◆ **WHAT TO WORK ON**:
a) From the Gil Cowley essay below, reproduce word for word the part that opens with the words containing "It got me thinking" and closes with "named Gil Cowley.".
b) Condense the paragraph of the Gil Cowley essay below that begins "Gil Cowley was born in Portland, Oregon" while keeping its main facts.
== TEXT TO READ ==
Gil Cowley: A Path to and from Atelier 17
The importance of narrative when it comes to enjoying art cannot be overstated. While esthetic delight is equally valid as a starting point, most of us who feel nourished by the arts, know that how and why we became engrossed with a work of art is equally important. The “discovery” of a work of art, is the proverbial salt of a good artistic dish. Which is why a closer look at the prints of Gil Cowley is such a wonderful case in point. I found that there were so many lovely and interesting stories to be associated with them. The starting point of this story is simple: I bought two prints at auction. They were boldly signed in pencil “Gil Cowley”. It was a modest purchase, so I didn’t think much of it, except for the fact that one of them looked like a psychedelic bamboo forest to me, and that I really liked it. Then a bunch more prints signed identically came up for auction, and I bought those. Then another few lots came up... Suddenly I was the owner of 30 works by Gilbert Henry Cowley.
It got me thinking and digging around until I found Mr. Cowley, now living happily retired in West Virginia. We got talking via email about these prints, about him and his work, and about his life. And Gil agreed to start sharing how he got to make the prints now in my possession. If you keep on reading this, not only will you get to know the story of these prints, which are associated with Cowley’s time in Paris, etching and printing at Atelier 17. You will also catch a glimpse of how artists become who they are, and how they stick with making art, or move on. Here goes. This is the story of an oeuvre created from the fall of 1963 to the spring of 1964 by an American artist living in Paris, and a bit of a look at the life of their creator, an artist named Gil Cowley.
Gil Cowley was born in Portland, Oregon, where he also grew up. He remembers enjoying drawing at a young age, designing posters to hang in his grade school hallways. A defining early influence on young Gil’s artistic trajectory, was his High School art teacher. Don Kunz (1932-2001) taught art at Grant High School for just a few years, but clearly left a mark. Cowley remembers how “in three years of his teaching there, he was able to garner approximately 12 Scholastic Magazine art school scholarship for his students, including one for me to attend the Art Academy of Cincinnati. He was such an amazing teacher, that we (his best students) all went to galleries together as a group… classical concerts…etc.”. Many of us, who are nourished by the arts, can relate with the joy of the encounter of a true mentor, someone who is so excited to grow, that they want those around them to grow just as quickly and strongly. Kunz was so motivated that he apparently went above the call of duty. In Cowley’s words: “(During) spare period I took advanced art and calligraphy classes. (Don Kunz) was a proficient calligrapher too (Lloyd Reynolds at Reed College was a major influence on him, and we all learned this classical art and good handwriting).”. Kunz went on to greater things, relocating to New York in the mid-1960s, probably hoping to make it into the “big league”. He taught calligraphy at the Cooper Union for 33 years. That he taught there for so long is a clear testament to his excellence. But we are getting off track.
===
== DATA PROVIDED ==
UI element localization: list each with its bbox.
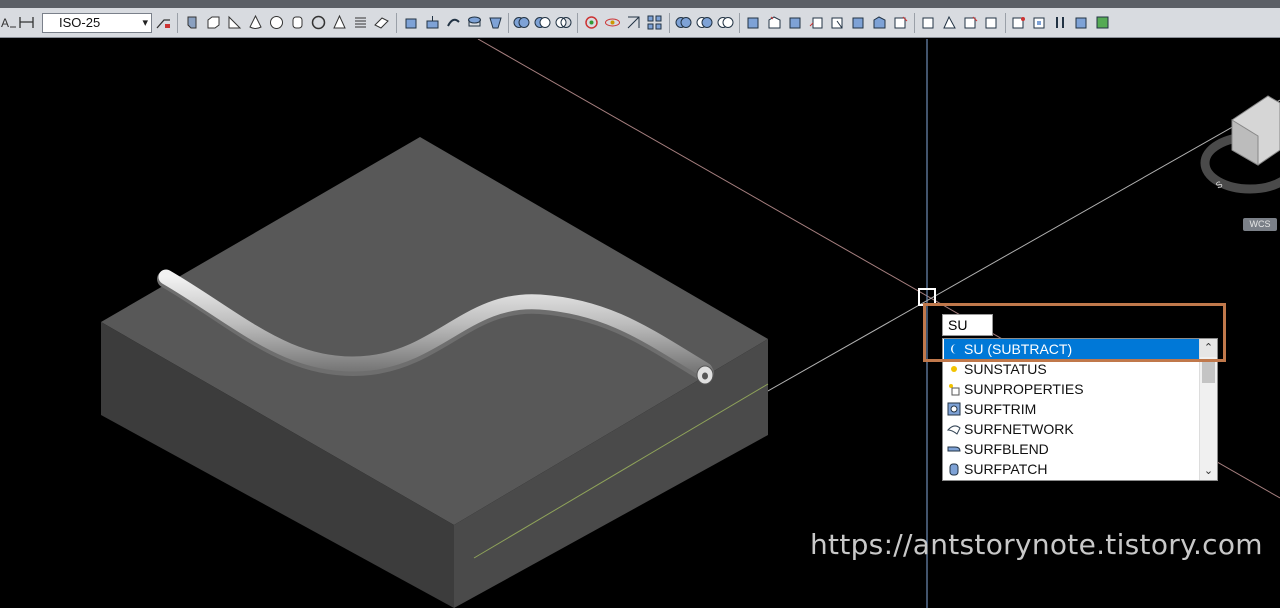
===
◆ **LIST OF SOLUTIONS**:
a)
It got me thinking and digging around until I found Mr. Cowley, now living happily retired in West Virginia. We got talking via email about these prints, about him and his work, and about his life. And Gil agreed to start sharing how he got to make the prints now in my possession. If you keep on reading this, not only will you get to know the story of these prints, which are associated with Cowley’s time in Paris, etching and printing at Atelier 17. You will also catch a glimpse of how artists become who they are, and how they stick with making art, or move on. Here goes. This is the story of an oeuvre created from the fall of 1963 to the spring of 1964 by an American artist living in Paris, and a bit of a look at the life of their creator, an artist named Gil Cowley.

b) Gil Cowley was born and raised in Portland, Oregon. He enjoyed drawing as a child and designed posters for his grade school hallways. His defining early influence was Don Kunz (1932-2001), his art teacher at Grant High School. In about three years of teaching there, Kunz secured roughly 12 Scholastic Magazine art school scholarships for his students, including one that sent Cowley to the Art Academy of Cincinnati. Kunz also took his best students to galleries and classical concerts as a group. During spare periods, Cowley took advanced art and calligraphy classes. Kunz was himself a skilled calligrapher, influenced by Lloyd Reynolds at Reed College. He moved to New York in the mid-1960s and taught calligraphy at the Cooper Union for 33 years.